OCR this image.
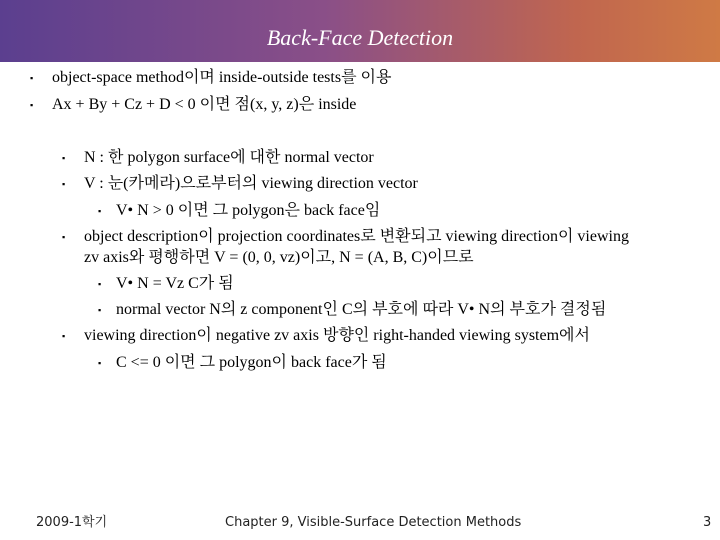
Back-Face Detection
▪ object-space method이며 inside-outside tests를 이용
▪ Ax + By + Cz + D < 0 이면 점(x, y, z)은 inside
▪ N : 한 polygon surface에 대한 normal vector
▪ V : 눈(카메라)으로부터의 viewing direction vector
▪ V• N > 0 이면 그 polygon은 back face임
▪ object description이 projection coordinates로 변환되고 viewing direction이 viewing
zv axis와 평행하면 V = (0, 0, vz)이고, N = (A, B, C)이므로
▪ V• N = Vz C가 됨
▪ normal vector N의 z component인 C의 부호에 따라 V• N의 부호가 결정됨
▪ viewing direction이 negative zv axis 방향인 right-handed viewing system에서
▪ C <= 0 이면 그 polygon이 back face가 됨
2009-1학기	Chapter 9, Visible-Surface Detection Methods	3
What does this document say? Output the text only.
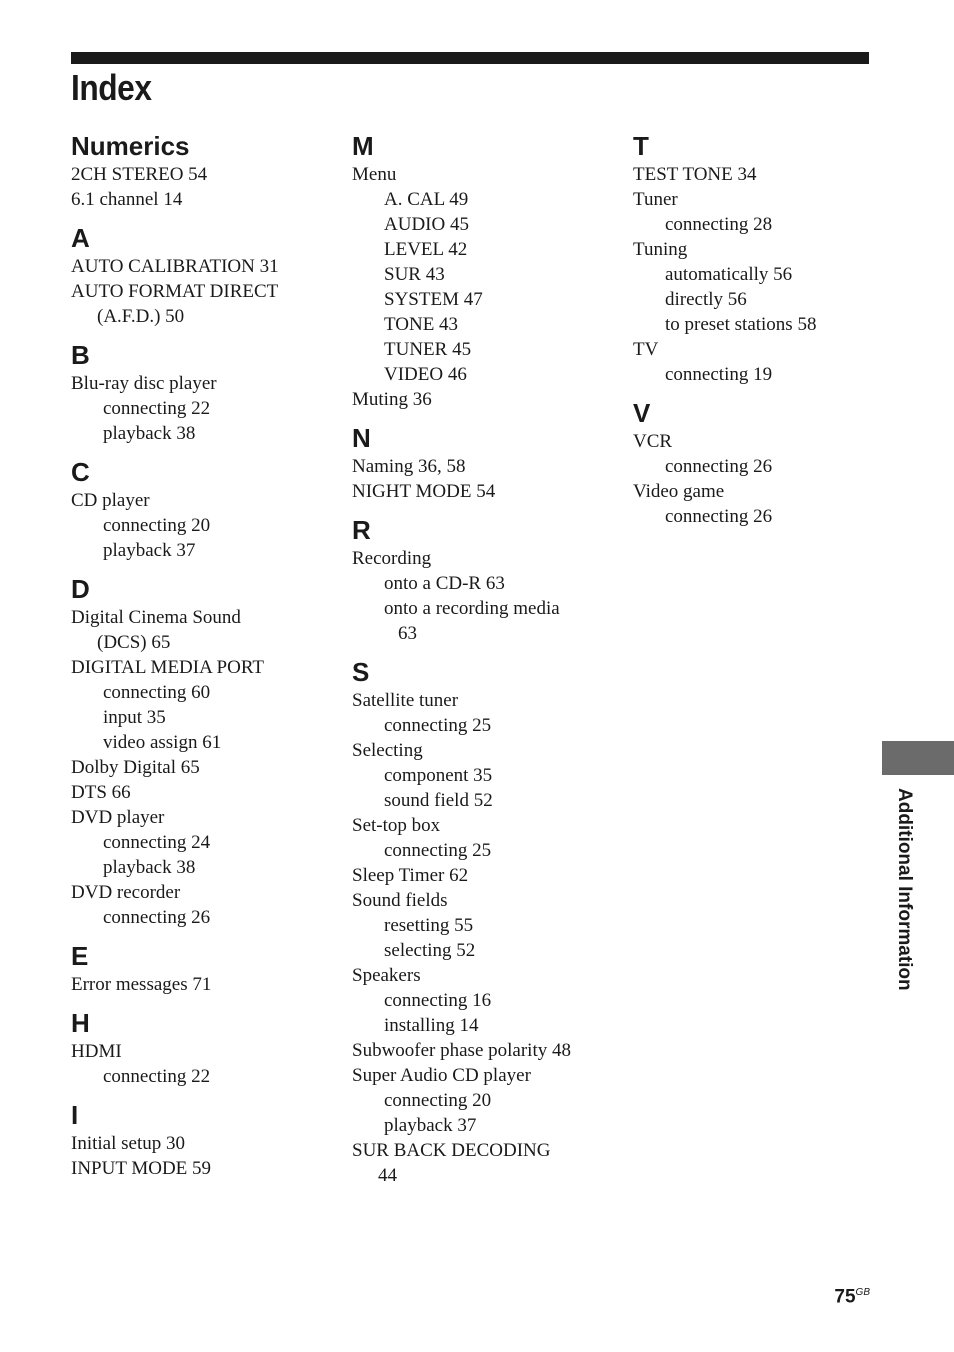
Index
Numerics
2CH STEREO 54
6.1 channel 14
A
AUTO CALIBRATION 31
AUTO FORMAT DIRECT
(A.F.D.) 50
B
Blu-ray disc player
connecting 22
playback 38
C
CD player
connecting 20
playback 37
D
Digital Cinema Sound
(DCS) 65
DIGITAL MEDIA PORT
connecting 60
input 35
video assign 61
Dolby Digital 65
DTS 66
DVD player
connecting 24
playback 38
DVD recorder
connecting 26
E
Error messages 71
H
HDMI
connecting 22
I
Initial setup 30
INPUT MODE 59
M
Menu
A. CAL 49
AUDIO 45
LEVEL 42
SUR 43
SYSTEM 47
TONE 43
TUNER 45
VIDEO 46
Muting 36
N
Naming 36, 58
NIGHT MODE 54
R
Recording
onto a CD-R 63
onto a recording media
63
S
Satellite tuner
connecting 25
Selecting
component 35
sound field 52
Set-top box
connecting 25
Sleep Timer 62
Sound fields
resetting 55
selecting 52
Speakers
connecting 16
installing 14
Subwoofer phase polarity 48
Super Audio CD player
connecting 20
playback 37
SUR BACK DECODING
44
T
TEST TONE 34
Tuner
connecting 28
Tuning
automatically 56
directly 56
to preset stations 58
TV
connecting 19
V
VCR
connecting 26
Video game
connecting 26
Additional Information
$75^{GB}$
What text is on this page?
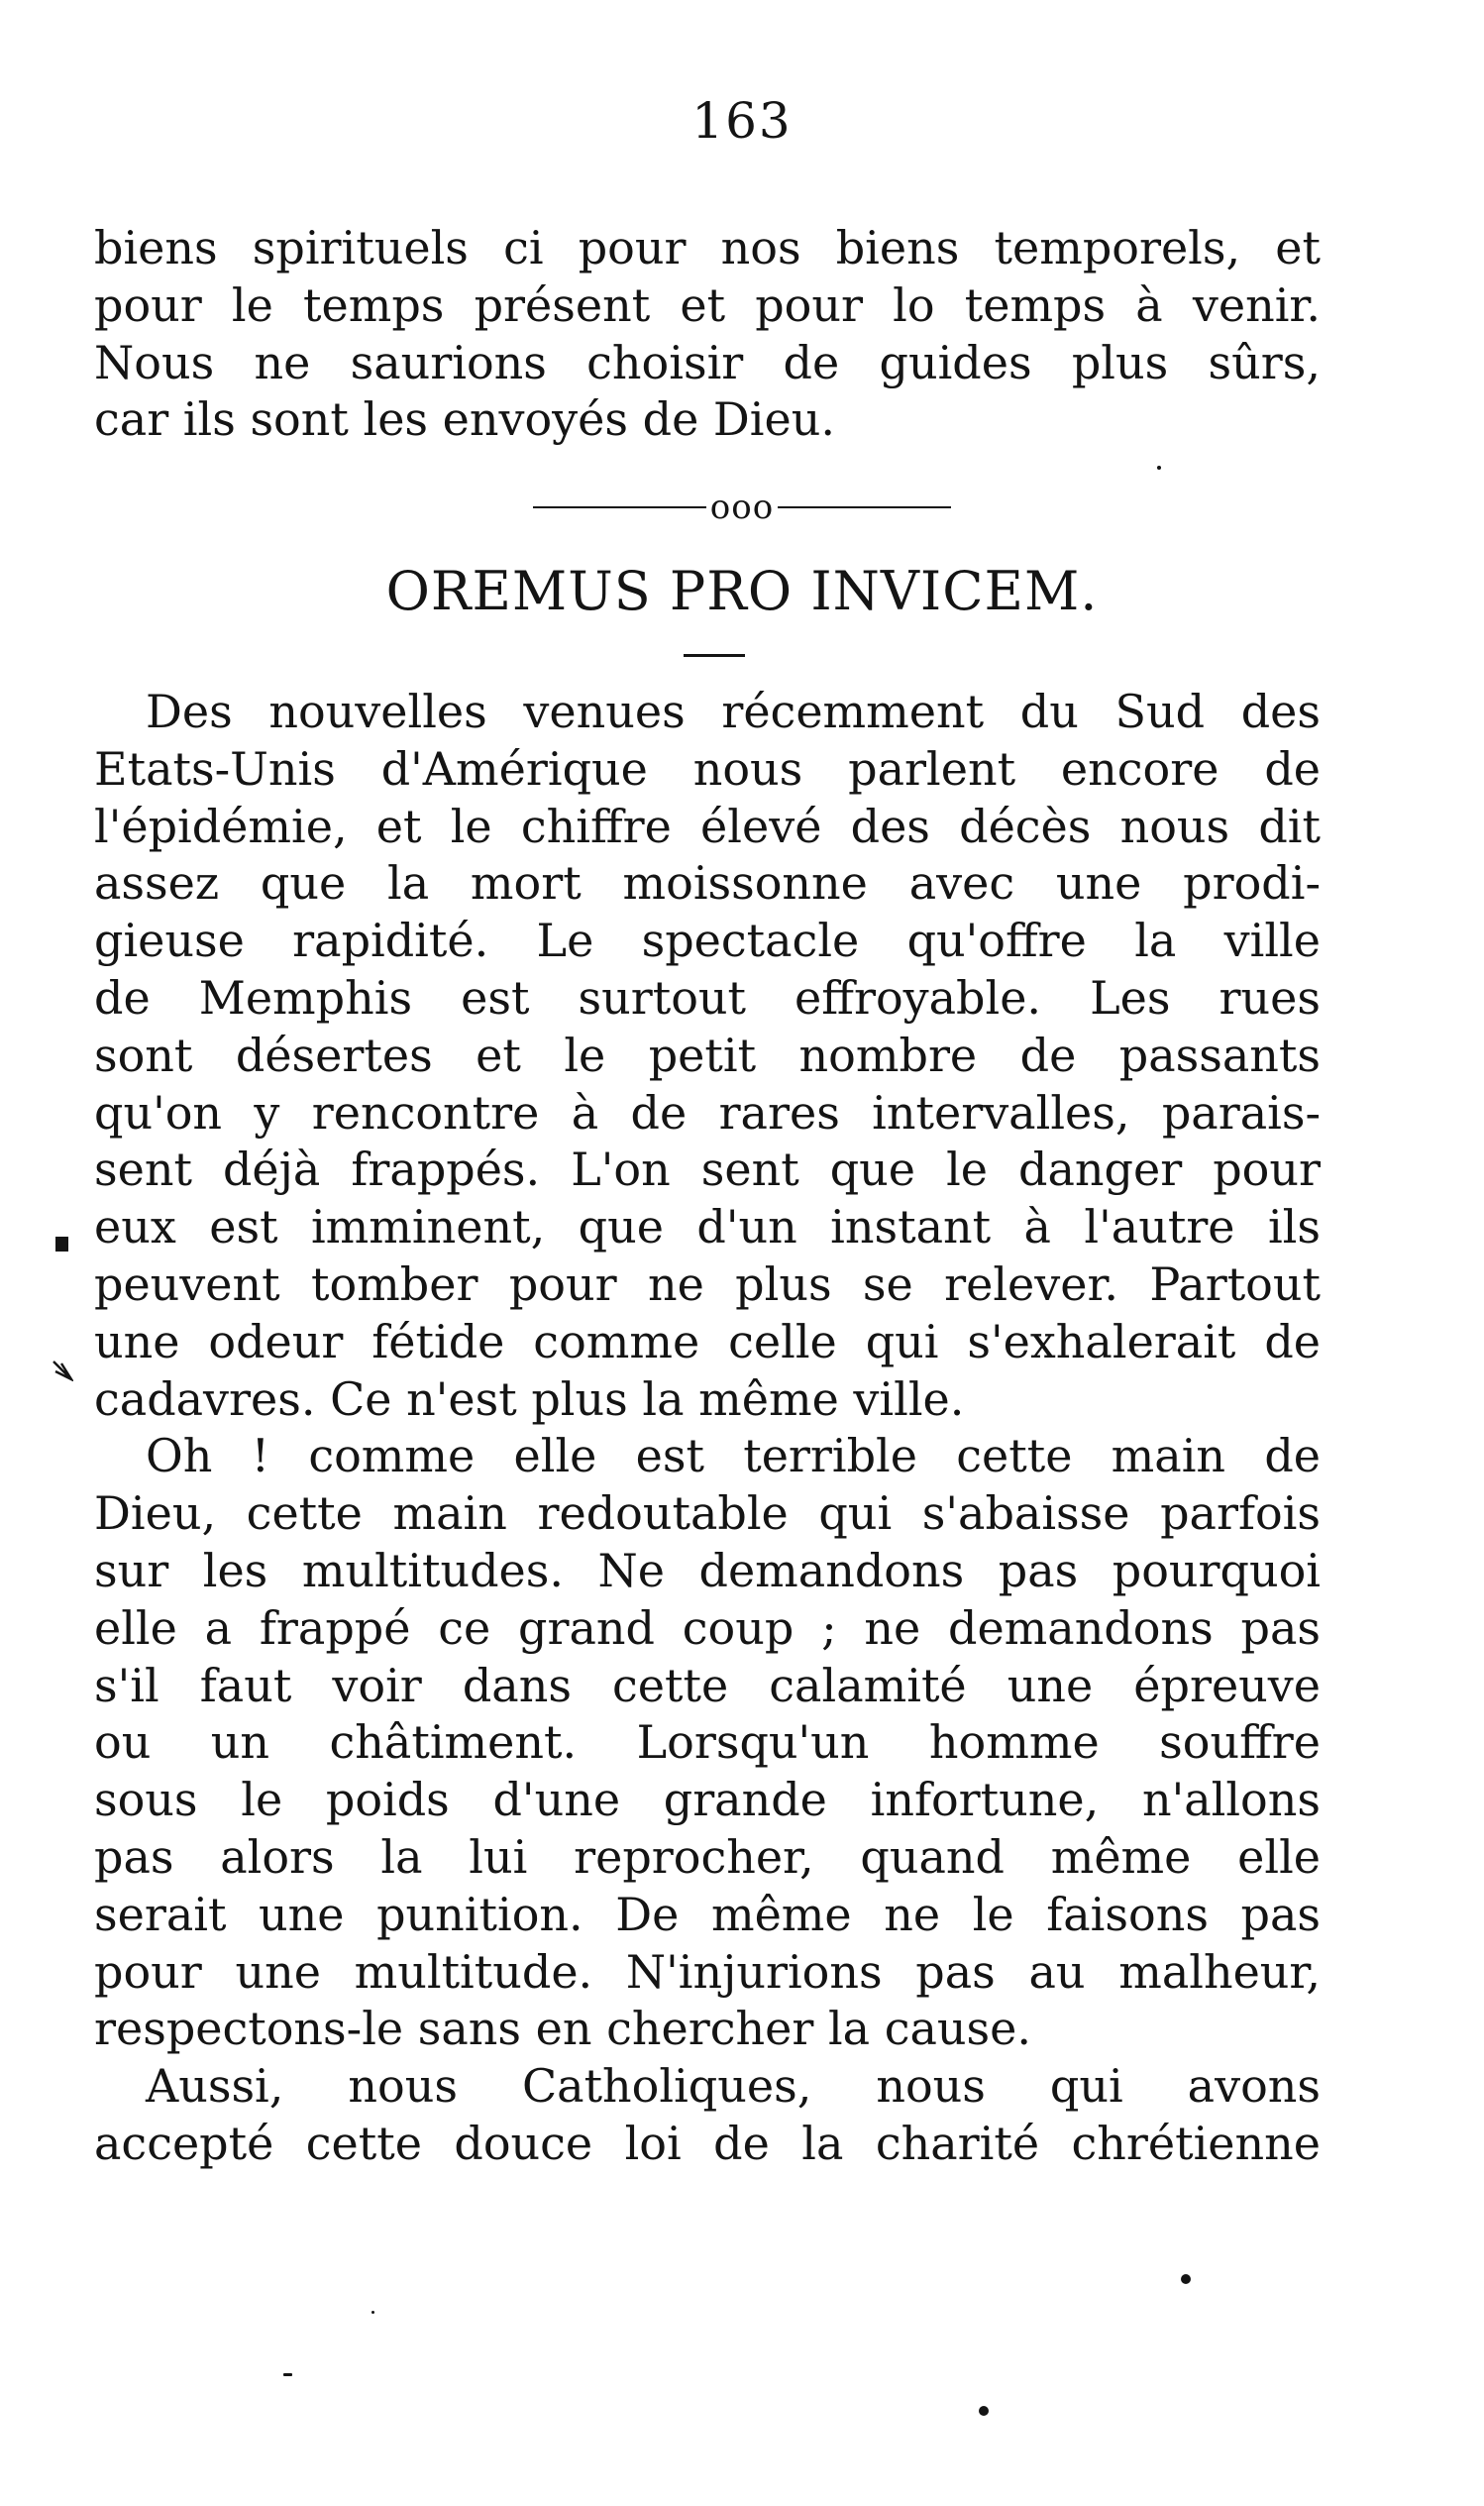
163
biens spirituels ci pour nos biens temporels, et
pour le temps présent et pour lo temps à venir.
Nous ne saurions choisir de guides plus sûrs,
car ils sont les envoyés de Dieu.
ooo
OREMUS PRO INVICEM.
Des nouvelles venues récemment du Sud des
Etats-Unis d'Amérique nous parlent encore de
l'épidémie, et le chiffre élevé des décès nous dit
assez que la mort moissonne avec une prodi-
gieuse rapidité. Le spectacle qu'offre la ville
de Memphis est surtout effroyable. Les rues
sont désertes et le petit nombre de passants
qu'on y rencontre à de rares intervalles, parais-
sent déjà frappés. L'on sent que le danger pour
eux est imminent, que d'un instant à l'autre ils
peuvent tomber pour ne plus se relever. Partout
une odeur fétide comme celle qui s'exhalerait de
cadavres. Ce n'est plus la même ville.
Oh ! comme elle est terrible cette main de
Dieu, cette main redoutable qui s'abaisse parfois
sur les multitudes. Ne demandons pas pourquoi
elle a frappé ce grand coup ; ne demandons pas
s'il faut voir dans cette calamité une épreuve
ou un châtiment. Lorsqu'un homme souffre
sous le poids d'une grande infortune, n'allons
pas alors la lui reprocher, quand même elle
serait une punition. De même ne le faisons pas
pour une multitude. N'injurions pas au malheur,
respectons-le sans en chercher la cause.
Aussi, nous Catholiques, nous qui avons
accepté cette douce loi de la charité chrétienne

[To do] Using the listing, copy every line where the word "comme" shows up.

[Result]
une odeur fétide comme celle qui s'exhalerait de
Oh ! comme elle est terrible cette main de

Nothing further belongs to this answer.